DATA PROVIDED:
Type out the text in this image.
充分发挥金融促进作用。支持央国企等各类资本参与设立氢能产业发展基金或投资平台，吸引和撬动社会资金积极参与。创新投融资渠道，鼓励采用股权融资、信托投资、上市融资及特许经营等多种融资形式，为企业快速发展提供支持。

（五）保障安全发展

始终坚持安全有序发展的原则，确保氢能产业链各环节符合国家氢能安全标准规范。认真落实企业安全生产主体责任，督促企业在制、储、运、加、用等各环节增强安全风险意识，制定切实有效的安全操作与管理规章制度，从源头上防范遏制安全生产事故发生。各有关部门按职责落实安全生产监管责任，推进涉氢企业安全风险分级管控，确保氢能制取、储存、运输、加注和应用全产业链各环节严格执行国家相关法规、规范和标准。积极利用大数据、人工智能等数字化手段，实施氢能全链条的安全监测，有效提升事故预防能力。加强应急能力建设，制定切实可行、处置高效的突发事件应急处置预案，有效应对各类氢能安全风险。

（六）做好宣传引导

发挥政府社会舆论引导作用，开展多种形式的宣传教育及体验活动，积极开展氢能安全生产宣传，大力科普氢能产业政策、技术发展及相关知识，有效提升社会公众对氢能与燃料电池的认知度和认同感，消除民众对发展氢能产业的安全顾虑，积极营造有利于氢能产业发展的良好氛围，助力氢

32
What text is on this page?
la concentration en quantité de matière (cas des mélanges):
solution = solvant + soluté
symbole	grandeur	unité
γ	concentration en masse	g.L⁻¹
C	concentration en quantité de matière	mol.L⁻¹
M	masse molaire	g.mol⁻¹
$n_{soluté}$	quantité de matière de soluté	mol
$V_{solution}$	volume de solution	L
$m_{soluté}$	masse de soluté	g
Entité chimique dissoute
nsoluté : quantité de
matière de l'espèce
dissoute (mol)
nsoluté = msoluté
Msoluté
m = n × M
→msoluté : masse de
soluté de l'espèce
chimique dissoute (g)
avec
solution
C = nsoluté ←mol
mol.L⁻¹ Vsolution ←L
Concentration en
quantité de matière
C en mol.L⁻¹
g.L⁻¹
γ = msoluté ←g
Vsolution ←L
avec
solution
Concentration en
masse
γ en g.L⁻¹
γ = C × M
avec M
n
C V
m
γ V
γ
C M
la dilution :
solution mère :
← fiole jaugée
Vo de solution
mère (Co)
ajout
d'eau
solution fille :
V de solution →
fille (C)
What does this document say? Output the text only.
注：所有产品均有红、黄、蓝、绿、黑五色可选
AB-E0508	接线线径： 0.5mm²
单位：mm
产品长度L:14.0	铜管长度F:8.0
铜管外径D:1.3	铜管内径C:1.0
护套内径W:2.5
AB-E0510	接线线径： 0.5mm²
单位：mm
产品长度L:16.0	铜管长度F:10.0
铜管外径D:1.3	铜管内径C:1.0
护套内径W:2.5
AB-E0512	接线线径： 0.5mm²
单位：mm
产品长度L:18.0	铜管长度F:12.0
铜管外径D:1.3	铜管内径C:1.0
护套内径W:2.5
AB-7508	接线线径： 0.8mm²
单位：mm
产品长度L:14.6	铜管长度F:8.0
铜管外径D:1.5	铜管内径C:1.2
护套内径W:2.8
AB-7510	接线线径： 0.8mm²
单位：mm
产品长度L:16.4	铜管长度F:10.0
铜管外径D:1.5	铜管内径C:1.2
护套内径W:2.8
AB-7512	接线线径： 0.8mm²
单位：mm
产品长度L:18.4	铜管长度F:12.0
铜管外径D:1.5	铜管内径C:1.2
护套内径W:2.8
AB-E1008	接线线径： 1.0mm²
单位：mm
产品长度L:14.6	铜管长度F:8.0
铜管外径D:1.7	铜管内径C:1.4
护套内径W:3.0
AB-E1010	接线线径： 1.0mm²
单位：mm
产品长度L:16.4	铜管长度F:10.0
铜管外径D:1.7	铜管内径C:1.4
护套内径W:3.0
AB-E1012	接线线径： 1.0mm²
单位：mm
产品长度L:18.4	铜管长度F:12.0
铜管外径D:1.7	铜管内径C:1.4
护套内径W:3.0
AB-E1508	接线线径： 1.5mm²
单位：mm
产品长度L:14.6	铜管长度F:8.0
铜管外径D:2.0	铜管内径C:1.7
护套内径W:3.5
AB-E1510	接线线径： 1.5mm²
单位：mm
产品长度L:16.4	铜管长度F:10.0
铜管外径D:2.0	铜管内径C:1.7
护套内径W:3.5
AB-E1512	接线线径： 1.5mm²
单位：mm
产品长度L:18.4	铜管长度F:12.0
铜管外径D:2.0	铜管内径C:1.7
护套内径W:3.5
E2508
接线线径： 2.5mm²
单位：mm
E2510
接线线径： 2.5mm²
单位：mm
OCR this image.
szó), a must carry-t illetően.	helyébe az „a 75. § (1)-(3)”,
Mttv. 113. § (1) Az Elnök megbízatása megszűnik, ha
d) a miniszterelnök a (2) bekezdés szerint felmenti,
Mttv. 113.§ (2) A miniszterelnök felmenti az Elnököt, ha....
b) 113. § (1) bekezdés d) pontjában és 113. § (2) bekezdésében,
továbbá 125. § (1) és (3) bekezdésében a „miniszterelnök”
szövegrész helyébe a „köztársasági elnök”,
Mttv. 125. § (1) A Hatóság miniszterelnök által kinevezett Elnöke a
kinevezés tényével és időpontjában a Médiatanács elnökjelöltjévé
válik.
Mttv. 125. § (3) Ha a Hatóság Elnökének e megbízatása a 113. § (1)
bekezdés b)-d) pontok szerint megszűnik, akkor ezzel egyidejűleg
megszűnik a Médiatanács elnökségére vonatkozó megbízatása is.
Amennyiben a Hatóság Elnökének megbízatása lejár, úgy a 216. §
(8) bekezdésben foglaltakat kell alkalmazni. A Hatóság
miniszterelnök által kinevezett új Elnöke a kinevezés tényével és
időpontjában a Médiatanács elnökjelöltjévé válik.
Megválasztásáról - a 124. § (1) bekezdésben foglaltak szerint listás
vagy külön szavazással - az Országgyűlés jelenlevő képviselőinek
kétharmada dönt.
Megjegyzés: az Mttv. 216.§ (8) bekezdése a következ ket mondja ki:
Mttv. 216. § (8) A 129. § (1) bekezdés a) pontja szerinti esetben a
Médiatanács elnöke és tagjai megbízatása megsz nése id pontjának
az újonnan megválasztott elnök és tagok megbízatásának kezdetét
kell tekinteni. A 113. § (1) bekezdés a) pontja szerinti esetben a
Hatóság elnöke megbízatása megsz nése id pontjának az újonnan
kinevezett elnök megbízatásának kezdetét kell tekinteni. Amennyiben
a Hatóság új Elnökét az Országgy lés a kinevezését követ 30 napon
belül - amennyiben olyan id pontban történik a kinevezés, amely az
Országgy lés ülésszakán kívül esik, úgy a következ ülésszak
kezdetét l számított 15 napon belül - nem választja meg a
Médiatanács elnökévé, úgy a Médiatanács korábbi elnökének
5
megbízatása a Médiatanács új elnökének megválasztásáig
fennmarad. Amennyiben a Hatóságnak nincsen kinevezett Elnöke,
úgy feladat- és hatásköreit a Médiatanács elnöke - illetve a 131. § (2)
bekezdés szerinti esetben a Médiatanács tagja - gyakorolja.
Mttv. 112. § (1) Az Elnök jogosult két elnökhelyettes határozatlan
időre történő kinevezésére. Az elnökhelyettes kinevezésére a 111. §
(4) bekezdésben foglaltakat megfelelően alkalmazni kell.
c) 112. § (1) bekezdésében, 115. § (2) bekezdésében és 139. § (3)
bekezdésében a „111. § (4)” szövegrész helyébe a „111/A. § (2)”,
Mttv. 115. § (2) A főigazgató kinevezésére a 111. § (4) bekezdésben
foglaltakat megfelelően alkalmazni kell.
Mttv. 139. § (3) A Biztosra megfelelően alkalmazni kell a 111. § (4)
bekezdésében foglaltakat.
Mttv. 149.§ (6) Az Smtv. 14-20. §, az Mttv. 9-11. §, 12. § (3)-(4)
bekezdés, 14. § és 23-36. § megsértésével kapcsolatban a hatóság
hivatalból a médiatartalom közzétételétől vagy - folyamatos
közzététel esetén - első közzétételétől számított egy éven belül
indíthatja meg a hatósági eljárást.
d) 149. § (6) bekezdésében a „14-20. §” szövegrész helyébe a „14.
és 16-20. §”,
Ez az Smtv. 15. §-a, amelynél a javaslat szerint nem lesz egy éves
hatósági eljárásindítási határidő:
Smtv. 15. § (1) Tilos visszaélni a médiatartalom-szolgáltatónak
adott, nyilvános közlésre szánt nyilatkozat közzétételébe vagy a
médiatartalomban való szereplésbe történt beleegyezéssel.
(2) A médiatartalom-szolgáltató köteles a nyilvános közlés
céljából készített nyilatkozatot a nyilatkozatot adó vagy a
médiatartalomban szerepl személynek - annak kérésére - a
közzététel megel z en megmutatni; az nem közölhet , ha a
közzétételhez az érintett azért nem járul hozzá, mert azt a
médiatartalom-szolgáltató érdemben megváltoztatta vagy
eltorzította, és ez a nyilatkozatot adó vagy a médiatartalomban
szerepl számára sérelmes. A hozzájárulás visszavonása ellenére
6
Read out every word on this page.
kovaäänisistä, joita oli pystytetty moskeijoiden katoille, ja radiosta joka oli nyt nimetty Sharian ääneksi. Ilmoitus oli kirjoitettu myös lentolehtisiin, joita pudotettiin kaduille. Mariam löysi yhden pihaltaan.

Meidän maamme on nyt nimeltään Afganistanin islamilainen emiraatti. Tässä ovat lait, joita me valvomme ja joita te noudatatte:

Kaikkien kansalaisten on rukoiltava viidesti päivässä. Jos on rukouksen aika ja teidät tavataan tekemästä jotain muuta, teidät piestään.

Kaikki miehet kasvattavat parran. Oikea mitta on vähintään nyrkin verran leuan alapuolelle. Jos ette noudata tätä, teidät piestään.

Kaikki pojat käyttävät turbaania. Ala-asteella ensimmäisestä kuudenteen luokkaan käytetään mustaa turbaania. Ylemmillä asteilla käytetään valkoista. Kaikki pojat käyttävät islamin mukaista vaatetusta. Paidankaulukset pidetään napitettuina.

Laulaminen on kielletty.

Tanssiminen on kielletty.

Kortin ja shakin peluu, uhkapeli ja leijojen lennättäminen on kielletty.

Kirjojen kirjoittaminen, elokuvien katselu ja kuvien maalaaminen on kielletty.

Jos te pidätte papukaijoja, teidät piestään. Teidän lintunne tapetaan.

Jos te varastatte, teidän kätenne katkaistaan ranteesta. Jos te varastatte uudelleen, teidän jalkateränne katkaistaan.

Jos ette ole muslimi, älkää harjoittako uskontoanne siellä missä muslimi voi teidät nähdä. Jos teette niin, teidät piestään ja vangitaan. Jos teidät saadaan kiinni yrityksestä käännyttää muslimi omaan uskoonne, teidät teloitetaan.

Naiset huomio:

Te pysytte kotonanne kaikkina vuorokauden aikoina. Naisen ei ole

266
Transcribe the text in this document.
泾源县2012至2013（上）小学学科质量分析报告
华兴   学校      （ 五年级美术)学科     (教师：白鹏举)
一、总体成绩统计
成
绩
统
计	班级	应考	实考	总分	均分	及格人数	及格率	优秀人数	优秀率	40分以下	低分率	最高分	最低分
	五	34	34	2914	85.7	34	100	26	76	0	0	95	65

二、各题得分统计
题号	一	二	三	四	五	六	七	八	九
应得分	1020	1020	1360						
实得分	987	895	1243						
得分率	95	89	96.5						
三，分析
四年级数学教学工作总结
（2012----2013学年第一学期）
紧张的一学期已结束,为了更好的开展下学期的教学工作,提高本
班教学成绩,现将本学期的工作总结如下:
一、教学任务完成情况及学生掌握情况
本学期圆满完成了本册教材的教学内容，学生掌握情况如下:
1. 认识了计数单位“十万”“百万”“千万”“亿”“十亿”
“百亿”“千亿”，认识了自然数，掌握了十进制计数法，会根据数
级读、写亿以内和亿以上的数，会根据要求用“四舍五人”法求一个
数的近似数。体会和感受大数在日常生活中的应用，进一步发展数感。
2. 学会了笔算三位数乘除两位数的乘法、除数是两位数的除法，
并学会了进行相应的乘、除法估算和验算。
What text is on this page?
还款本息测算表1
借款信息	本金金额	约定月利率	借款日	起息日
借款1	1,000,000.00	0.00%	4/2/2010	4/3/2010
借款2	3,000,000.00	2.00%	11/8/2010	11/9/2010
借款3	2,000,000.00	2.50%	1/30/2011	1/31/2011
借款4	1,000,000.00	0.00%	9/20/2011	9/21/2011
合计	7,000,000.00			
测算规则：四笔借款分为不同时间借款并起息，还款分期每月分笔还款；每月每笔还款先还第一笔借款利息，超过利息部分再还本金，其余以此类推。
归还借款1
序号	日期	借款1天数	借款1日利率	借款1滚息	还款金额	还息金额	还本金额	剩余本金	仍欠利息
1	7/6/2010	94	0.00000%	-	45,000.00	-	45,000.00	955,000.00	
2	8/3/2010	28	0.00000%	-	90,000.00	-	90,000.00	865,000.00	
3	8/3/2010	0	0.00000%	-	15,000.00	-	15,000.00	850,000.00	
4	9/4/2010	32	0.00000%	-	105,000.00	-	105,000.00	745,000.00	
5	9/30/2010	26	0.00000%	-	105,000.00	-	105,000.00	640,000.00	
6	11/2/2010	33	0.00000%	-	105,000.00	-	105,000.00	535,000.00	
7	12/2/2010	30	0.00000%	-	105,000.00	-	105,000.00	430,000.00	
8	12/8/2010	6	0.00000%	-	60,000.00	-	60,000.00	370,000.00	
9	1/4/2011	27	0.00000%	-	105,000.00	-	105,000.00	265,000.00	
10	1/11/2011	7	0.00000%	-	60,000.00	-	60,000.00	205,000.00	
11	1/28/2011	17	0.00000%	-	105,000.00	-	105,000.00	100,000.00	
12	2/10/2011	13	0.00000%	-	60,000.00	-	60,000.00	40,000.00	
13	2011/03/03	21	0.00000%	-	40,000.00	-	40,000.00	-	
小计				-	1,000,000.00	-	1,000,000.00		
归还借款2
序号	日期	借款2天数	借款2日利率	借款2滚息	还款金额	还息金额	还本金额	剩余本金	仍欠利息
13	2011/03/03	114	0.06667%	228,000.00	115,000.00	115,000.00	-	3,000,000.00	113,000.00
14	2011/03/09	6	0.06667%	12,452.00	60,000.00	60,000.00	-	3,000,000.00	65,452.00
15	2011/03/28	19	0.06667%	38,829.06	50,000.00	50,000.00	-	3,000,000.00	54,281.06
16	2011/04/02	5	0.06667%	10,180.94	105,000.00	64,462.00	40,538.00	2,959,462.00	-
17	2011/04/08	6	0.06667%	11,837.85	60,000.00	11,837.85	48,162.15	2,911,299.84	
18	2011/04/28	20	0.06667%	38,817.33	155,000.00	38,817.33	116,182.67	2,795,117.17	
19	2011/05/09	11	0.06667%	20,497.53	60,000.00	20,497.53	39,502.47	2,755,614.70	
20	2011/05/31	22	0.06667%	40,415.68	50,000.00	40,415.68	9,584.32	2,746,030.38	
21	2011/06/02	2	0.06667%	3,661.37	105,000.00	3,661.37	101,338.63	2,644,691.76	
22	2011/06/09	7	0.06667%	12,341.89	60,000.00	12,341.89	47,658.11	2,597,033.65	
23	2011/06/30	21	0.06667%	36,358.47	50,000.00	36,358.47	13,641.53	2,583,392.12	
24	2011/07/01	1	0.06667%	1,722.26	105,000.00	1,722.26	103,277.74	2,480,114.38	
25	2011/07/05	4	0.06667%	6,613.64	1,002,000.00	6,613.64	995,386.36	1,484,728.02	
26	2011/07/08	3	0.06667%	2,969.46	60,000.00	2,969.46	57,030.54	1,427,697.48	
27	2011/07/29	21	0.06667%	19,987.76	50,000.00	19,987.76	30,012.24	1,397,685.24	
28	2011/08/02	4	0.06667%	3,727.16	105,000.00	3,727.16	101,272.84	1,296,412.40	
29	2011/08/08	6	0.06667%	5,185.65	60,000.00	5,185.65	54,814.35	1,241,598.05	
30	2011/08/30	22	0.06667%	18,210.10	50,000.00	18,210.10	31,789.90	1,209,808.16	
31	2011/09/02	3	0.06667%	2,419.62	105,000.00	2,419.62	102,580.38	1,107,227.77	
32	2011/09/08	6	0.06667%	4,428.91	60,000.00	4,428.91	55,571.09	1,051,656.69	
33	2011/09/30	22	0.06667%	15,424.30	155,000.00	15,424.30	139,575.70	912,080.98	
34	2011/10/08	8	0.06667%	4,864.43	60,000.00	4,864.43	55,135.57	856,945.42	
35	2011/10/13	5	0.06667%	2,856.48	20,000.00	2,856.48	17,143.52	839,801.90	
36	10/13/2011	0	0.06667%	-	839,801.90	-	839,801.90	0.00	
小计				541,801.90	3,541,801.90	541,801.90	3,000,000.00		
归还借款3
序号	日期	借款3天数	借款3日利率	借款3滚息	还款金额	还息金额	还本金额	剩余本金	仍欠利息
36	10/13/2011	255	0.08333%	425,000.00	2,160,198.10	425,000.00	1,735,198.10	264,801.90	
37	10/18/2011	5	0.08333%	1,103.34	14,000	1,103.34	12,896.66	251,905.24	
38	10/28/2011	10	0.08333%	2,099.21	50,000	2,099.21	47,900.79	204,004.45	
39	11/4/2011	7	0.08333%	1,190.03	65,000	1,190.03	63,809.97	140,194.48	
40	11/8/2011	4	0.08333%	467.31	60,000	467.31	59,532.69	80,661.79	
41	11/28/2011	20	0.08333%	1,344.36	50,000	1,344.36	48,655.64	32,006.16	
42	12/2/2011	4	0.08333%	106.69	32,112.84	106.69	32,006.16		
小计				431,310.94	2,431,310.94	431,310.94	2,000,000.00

WRITTEN PROBLEM: Write down every line of the data above that includes the string "pontjának".

PROBLEM SOLUTION:
Médiatanács elnöke és tagjai megbízatása megsz nése id pontjának
Hatóság elnöke megbízatása megsz nése id pontjának az újonnan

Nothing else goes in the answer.